» **The request**:
Which lines in the records below contain the word "Lisboa"? Copy each one out.

[Items listed in a dataset]
--- begin ---
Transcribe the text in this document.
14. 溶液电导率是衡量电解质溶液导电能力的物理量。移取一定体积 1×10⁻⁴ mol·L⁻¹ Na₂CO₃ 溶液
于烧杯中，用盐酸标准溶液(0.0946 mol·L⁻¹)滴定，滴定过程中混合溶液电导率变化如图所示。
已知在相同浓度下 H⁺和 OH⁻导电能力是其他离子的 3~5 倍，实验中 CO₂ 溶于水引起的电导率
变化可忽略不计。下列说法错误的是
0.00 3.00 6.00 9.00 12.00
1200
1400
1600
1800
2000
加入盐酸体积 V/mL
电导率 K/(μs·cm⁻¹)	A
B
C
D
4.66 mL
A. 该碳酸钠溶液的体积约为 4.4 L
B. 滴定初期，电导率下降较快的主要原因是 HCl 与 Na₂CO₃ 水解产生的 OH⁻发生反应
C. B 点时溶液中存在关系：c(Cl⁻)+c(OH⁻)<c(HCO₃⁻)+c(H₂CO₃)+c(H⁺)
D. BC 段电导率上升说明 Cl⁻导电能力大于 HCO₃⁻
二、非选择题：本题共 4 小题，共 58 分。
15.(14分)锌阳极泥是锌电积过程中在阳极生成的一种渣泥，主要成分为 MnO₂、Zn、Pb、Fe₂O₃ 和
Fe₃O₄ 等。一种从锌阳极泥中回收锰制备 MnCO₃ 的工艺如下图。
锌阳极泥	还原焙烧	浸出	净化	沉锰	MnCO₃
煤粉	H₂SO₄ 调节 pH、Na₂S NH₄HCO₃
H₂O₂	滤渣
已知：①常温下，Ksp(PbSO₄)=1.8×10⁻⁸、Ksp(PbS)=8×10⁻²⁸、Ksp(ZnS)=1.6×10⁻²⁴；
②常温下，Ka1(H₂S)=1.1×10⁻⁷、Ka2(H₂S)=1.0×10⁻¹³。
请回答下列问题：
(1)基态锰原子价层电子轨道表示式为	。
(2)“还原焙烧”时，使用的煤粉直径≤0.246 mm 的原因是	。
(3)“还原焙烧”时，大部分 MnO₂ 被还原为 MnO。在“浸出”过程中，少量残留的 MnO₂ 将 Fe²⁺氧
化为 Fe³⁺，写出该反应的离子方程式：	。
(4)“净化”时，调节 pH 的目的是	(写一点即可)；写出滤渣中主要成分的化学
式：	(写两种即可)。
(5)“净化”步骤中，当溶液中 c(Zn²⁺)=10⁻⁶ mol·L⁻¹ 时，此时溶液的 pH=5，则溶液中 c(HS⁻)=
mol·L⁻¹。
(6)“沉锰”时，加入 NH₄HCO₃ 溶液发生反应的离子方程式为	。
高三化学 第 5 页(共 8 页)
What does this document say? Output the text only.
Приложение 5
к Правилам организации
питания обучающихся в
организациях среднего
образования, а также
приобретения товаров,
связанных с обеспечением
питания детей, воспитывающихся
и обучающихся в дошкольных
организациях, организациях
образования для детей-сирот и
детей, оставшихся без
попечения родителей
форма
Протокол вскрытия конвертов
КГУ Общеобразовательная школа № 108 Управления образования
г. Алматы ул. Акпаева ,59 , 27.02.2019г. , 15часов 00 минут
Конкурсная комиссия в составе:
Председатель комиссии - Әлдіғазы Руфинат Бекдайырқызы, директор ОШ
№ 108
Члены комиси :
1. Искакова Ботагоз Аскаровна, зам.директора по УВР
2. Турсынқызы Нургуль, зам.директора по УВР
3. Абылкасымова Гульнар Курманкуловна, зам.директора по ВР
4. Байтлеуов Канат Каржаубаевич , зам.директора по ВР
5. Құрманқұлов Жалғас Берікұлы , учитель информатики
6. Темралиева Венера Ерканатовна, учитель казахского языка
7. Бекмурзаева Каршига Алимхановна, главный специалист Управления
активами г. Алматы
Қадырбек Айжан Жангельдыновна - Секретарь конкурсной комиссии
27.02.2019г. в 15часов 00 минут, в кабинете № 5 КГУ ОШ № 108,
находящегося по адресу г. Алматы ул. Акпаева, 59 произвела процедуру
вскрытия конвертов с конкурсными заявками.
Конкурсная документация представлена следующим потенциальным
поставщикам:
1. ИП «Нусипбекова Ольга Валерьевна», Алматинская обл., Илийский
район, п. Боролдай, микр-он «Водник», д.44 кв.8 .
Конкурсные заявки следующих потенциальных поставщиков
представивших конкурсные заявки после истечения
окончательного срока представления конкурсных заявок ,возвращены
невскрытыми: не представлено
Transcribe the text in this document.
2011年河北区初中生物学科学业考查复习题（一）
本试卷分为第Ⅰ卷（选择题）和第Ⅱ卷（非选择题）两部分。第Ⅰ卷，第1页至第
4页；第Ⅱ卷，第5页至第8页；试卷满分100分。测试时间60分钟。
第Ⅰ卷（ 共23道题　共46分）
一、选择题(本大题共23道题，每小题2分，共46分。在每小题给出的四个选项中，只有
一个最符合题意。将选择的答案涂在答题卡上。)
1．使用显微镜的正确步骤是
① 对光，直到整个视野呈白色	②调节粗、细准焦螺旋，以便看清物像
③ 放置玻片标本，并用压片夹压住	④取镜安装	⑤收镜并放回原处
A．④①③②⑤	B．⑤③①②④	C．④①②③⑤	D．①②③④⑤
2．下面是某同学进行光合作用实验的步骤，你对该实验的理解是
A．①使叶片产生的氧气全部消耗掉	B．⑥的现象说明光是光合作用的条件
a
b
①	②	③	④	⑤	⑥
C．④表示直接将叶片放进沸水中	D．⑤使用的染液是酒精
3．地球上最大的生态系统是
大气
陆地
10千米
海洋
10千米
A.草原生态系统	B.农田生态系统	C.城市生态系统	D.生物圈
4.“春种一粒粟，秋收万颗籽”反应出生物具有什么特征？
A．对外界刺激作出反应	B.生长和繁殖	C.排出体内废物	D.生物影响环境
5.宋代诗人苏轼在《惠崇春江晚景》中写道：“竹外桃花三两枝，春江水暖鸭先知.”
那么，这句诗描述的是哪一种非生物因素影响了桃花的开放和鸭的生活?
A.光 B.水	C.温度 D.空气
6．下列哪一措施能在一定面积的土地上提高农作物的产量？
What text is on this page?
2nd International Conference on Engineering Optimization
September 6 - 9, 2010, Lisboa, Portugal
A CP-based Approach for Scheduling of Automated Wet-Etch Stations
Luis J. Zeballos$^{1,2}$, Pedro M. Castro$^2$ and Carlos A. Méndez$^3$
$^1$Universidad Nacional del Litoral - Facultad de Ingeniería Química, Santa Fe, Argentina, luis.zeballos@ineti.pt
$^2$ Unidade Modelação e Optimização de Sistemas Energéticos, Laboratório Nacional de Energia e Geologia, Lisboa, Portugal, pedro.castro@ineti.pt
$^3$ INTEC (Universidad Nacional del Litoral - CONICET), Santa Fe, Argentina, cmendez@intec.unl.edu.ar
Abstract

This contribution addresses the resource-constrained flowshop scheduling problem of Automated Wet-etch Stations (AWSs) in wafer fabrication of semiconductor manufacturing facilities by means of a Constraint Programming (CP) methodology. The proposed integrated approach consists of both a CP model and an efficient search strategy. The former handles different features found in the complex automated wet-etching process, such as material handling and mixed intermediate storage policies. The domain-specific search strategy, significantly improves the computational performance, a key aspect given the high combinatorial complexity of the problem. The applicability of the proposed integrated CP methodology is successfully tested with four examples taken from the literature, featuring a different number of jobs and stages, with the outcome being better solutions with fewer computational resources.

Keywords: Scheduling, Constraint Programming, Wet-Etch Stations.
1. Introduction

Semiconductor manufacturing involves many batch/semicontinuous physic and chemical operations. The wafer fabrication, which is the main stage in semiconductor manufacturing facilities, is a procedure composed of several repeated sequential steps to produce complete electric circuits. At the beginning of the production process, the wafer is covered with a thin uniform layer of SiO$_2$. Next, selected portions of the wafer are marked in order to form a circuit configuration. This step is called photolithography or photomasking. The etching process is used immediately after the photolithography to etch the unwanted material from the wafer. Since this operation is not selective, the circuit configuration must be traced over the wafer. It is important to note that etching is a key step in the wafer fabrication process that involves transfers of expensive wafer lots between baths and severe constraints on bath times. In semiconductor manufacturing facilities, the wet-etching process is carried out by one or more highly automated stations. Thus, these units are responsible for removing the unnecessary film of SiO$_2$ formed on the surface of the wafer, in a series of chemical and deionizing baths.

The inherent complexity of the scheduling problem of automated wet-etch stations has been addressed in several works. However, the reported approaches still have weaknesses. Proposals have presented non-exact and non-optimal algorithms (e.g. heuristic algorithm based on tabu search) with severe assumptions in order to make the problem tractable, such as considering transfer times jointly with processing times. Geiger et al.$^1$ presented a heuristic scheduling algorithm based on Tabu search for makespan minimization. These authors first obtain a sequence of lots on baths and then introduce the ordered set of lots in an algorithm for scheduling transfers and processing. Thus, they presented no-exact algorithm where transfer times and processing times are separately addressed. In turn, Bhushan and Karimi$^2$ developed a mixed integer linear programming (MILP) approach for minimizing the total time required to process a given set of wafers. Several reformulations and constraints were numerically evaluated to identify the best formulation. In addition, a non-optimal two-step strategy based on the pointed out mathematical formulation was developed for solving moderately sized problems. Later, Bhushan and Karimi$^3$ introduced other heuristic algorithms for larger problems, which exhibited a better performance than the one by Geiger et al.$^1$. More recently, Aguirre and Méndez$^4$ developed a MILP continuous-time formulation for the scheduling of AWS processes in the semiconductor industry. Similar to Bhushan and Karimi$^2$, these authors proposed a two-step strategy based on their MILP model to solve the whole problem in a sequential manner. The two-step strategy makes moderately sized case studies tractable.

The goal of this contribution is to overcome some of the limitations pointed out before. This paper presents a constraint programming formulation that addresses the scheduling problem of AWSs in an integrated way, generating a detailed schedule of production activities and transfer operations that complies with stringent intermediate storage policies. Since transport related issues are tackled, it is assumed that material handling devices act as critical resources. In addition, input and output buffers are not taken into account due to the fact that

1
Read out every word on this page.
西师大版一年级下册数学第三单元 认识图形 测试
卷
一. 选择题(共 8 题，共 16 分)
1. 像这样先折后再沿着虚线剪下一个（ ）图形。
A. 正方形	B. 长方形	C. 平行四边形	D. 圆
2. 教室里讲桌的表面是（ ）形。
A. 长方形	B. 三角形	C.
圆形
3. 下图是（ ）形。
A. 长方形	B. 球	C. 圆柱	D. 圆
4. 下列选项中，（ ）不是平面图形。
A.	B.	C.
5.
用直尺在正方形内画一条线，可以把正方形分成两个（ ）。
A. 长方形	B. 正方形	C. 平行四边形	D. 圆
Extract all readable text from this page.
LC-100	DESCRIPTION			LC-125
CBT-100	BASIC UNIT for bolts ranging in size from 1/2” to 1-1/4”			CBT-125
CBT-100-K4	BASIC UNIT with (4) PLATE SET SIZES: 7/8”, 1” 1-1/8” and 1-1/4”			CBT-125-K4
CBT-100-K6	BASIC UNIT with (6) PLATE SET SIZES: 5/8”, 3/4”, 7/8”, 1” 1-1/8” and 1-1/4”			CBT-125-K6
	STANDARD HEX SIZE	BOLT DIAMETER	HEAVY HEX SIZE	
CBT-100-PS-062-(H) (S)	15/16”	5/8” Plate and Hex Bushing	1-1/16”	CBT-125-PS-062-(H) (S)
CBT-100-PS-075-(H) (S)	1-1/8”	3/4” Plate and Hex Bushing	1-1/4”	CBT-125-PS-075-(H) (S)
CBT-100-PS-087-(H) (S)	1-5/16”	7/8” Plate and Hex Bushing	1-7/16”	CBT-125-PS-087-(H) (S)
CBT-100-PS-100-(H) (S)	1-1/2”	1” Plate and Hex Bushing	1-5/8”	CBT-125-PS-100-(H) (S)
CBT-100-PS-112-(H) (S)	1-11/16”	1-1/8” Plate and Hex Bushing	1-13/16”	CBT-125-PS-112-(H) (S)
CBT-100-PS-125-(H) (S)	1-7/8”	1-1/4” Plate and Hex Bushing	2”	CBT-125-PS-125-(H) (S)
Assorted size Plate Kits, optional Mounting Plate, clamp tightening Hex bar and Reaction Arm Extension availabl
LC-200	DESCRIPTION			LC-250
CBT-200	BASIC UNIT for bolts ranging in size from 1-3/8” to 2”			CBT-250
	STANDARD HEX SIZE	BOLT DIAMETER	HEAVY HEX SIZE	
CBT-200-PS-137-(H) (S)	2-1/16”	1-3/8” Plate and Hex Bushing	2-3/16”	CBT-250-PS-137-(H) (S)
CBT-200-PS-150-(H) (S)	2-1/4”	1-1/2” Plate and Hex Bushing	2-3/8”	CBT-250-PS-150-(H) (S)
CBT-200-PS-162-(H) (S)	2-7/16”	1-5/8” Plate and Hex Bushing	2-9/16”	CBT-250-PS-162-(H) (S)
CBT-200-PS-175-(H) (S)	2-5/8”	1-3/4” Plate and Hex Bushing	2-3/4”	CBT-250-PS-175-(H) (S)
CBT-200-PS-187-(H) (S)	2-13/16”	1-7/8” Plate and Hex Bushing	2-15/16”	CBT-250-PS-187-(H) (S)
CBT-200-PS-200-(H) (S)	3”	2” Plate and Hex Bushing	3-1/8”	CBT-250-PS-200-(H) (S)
--- end ---
» **Written response**:
September 6 - 9, 2010, Lisboa, Portugal
$^2$ Unidade Modelação e Optimização de Sistemas Energéticos, Laboratório Nacional de Energia e Geologia, Lisboa, Portugal, pedro.castro@ineti.pt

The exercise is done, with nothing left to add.